Stored items:
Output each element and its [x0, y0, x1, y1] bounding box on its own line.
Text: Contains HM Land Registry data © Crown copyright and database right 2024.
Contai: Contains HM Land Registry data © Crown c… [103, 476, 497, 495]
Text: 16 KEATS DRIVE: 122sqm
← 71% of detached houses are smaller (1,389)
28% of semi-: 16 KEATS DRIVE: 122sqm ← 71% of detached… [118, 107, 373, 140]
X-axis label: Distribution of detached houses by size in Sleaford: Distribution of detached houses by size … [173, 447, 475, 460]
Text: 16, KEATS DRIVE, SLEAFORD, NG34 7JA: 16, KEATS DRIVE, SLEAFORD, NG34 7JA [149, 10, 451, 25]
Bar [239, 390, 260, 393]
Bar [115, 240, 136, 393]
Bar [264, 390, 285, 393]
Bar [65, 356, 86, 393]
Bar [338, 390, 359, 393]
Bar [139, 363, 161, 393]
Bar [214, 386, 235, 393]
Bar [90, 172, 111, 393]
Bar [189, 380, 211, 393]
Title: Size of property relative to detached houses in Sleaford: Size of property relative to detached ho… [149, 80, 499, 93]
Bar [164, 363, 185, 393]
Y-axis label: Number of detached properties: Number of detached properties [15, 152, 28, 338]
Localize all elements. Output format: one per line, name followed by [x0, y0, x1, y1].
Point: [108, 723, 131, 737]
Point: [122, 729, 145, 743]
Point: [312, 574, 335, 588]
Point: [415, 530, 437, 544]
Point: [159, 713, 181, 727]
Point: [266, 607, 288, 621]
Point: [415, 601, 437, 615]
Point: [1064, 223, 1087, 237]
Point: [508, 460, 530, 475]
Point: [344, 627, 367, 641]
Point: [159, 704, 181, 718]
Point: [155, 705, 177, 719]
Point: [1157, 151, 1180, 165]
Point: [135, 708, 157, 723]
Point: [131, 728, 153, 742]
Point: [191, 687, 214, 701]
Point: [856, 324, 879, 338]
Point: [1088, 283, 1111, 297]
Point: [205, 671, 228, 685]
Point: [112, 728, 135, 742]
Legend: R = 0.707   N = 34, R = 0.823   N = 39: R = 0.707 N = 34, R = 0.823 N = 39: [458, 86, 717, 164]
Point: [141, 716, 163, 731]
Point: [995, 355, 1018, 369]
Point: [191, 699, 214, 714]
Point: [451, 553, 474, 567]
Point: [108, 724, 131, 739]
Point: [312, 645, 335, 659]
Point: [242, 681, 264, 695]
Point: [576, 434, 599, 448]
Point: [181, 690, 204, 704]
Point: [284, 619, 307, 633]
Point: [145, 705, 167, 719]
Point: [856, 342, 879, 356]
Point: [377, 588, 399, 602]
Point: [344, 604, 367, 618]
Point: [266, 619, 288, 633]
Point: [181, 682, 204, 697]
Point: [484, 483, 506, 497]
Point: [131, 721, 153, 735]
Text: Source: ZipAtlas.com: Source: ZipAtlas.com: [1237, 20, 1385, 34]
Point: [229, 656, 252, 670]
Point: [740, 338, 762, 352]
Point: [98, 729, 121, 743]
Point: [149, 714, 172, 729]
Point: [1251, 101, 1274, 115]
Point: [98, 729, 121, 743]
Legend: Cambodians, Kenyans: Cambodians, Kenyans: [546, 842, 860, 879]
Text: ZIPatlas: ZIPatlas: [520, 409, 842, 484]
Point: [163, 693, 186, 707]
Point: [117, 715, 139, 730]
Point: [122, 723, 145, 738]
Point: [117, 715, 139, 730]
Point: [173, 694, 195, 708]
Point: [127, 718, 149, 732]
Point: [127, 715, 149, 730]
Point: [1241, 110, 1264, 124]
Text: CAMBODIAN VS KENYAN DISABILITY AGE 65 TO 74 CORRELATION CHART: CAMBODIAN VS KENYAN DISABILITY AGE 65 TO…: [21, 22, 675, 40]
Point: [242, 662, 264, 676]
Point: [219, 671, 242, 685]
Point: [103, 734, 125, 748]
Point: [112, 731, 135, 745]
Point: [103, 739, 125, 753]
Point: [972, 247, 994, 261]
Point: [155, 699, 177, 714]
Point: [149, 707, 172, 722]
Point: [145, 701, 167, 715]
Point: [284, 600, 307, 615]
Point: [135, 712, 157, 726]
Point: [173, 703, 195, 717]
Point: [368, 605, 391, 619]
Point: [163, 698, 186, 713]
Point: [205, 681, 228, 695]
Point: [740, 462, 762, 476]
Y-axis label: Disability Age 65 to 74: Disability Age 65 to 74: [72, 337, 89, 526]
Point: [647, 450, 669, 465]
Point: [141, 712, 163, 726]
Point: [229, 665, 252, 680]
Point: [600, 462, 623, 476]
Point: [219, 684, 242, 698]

DIRECTIONS:
Reproduce every line above character for character, without changing, adding, or omitting anything.

ANSWER BELOW:
Output each element and its [x0, y0, x1, y1] bounding box on its own line.
Text: Contains HM Land Registry data © Crown copyright and database right 2024.
Contai: Contains HM Land Registry data © Crown c… [103, 476, 497, 495]
Text: 16 KEATS DRIVE: 122sqm
← 71% of detached houses are smaller (1,389)
28% of semi-: 16 KEATS DRIVE: 122sqm ← 71% of detached… [118, 107, 373, 140]
X-axis label: Distribution of detached houses by size in Sleaford: Distribution of detached houses by size … [173, 447, 475, 460]
Text: 16, KEATS DRIVE, SLEAFORD, NG34 7JA: 16, KEATS DRIVE, SLEAFORD, NG34 7JA [149, 10, 451, 25]
Bar [239, 390, 260, 393]
Bar [115, 240, 136, 393]
Bar [264, 390, 285, 393]
Bar [65, 356, 86, 393]
Bar [338, 390, 359, 393]
Bar [139, 363, 161, 393]
Bar [214, 386, 235, 393]
Bar [90, 172, 111, 393]
Bar [189, 380, 211, 393]
Title: Size of property relative to detached houses in Sleaford: Size of property relative to detached ho… [149, 80, 499, 93]
Bar [164, 363, 185, 393]
Y-axis label: Number of detached properties: Number of detached properties [15, 152, 28, 338]
Localize all elements. Output format: one per line, name followed by [x0, y0, x1, y1].
Point: [108, 723, 131, 737]
Point: [122, 729, 145, 743]
Point: [312, 574, 335, 588]
Point: [415, 530, 437, 544]
Point: [159, 713, 181, 727]
Point: [266, 607, 288, 621]
Point: [415, 601, 437, 615]
Point: [1064, 223, 1087, 237]
Point: [508, 460, 530, 475]
Point: [344, 627, 367, 641]
Point: [159, 704, 181, 718]
Point: [155, 705, 177, 719]
Point: [1157, 151, 1180, 165]
Point: [135, 708, 157, 723]
Point: [131, 728, 153, 742]
Point: [191, 687, 214, 701]
Point: [856, 324, 879, 338]
Point: [1088, 283, 1111, 297]
Point: [205, 671, 228, 685]
Point: [112, 728, 135, 742]
Legend: R = 0.707   N = 34, R = 0.823   N = 39: R = 0.707 N = 34, R = 0.823 N = 39: [458, 86, 717, 164]
Point: [141, 716, 163, 731]
Point: [995, 355, 1018, 369]
Point: [191, 699, 214, 714]
Point: [451, 553, 474, 567]
Point: [108, 724, 131, 739]
Point: [312, 645, 335, 659]
Point: [242, 681, 264, 695]
Point: [576, 434, 599, 448]
Point: [181, 690, 204, 704]
Point: [284, 619, 307, 633]
Point: [145, 705, 167, 719]
Point: [856, 342, 879, 356]
Point: [377, 588, 399, 602]
Point: [344, 604, 367, 618]
Point: [266, 619, 288, 633]
Point: [181, 682, 204, 697]
Point: [484, 483, 506, 497]
Point: [131, 721, 153, 735]
Text: Source: ZipAtlas.com: Source: ZipAtlas.com: [1237, 20, 1385, 34]
Point: [229, 656, 252, 670]
Point: [740, 338, 762, 352]
Point: [98, 729, 121, 743]
Point: [149, 714, 172, 729]
Point: [1251, 101, 1274, 115]
Point: [98, 729, 121, 743]
Legend: Cambodians, Kenyans: Cambodians, Kenyans: [546, 842, 860, 879]
Text: ZIPatlas: ZIPatlas: [520, 409, 842, 484]
Point: [163, 693, 186, 707]
Point: [117, 715, 139, 730]
Point: [122, 723, 145, 738]
Point: [117, 715, 139, 730]
Point: [173, 694, 195, 708]
Point: [127, 718, 149, 732]
Point: [127, 715, 149, 730]
Point: [1241, 110, 1264, 124]
Text: CAMBODIAN VS KENYAN DISABILITY AGE 65 TO 74 CORRELATION CHART: CAMBODIAN VS KENYAN DISABILITY AGE 65 TO…: [21, 22, 675, 40]
Point: [242, 662, 264, 676]
Point: [219, 671, 242, 685]
Point: [103, 734, 125, 748]
Point: [112, 731, 135, 745]
Point: [103, 739, 125, 753]
Point: [972, 247, 994, 261]
Point: [155, 699, 177, 714]
Point: [149, 707, 172, 722]
Point: [145, 701, 167, 715]
Point: [284, 600, 307, 615]
Point: [135, 712, 157, 726]
Point: [173, 703, 195, 717]
Point: [368, 605, 391, 619]
Point: [163, 698, 186, 713]
Point: [205, 681, 228, 695]
Point: [740, 462, 762, 476]
Y-axis label: Disability Age 65 to 74: Disability Age 65 to 74: [72, 337, 89, 526]
Point: [647, 450, 669, 465]
Point: [141, 712, 163, 726]
Point: [229, 665, 252, 680]
Point: [600, 462, 623, 476]
Point: [219, 684, 242, 698]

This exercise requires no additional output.